**Task to complete**
Gather, from the data below, each line in which the word "Other" occurs.

**Task inputs**
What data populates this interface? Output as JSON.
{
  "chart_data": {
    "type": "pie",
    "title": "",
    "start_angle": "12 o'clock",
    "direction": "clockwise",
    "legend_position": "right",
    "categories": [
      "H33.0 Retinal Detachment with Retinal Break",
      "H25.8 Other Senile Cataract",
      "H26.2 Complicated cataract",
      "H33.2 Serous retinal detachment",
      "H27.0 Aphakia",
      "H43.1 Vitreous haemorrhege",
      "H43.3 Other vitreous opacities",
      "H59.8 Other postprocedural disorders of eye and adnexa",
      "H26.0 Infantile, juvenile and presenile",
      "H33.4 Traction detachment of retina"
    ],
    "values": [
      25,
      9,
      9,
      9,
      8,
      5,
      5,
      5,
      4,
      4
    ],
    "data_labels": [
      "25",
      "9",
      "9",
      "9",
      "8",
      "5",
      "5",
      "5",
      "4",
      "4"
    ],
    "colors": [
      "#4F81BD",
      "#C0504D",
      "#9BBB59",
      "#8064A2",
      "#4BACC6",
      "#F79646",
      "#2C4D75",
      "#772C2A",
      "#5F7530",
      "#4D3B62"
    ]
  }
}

**Output below**
      "H25.8 Other Senile Cataract",
      "H43.3 Other vitreous opacities",
      "H59.8 Other postprocedural disorders of eye and adnexa",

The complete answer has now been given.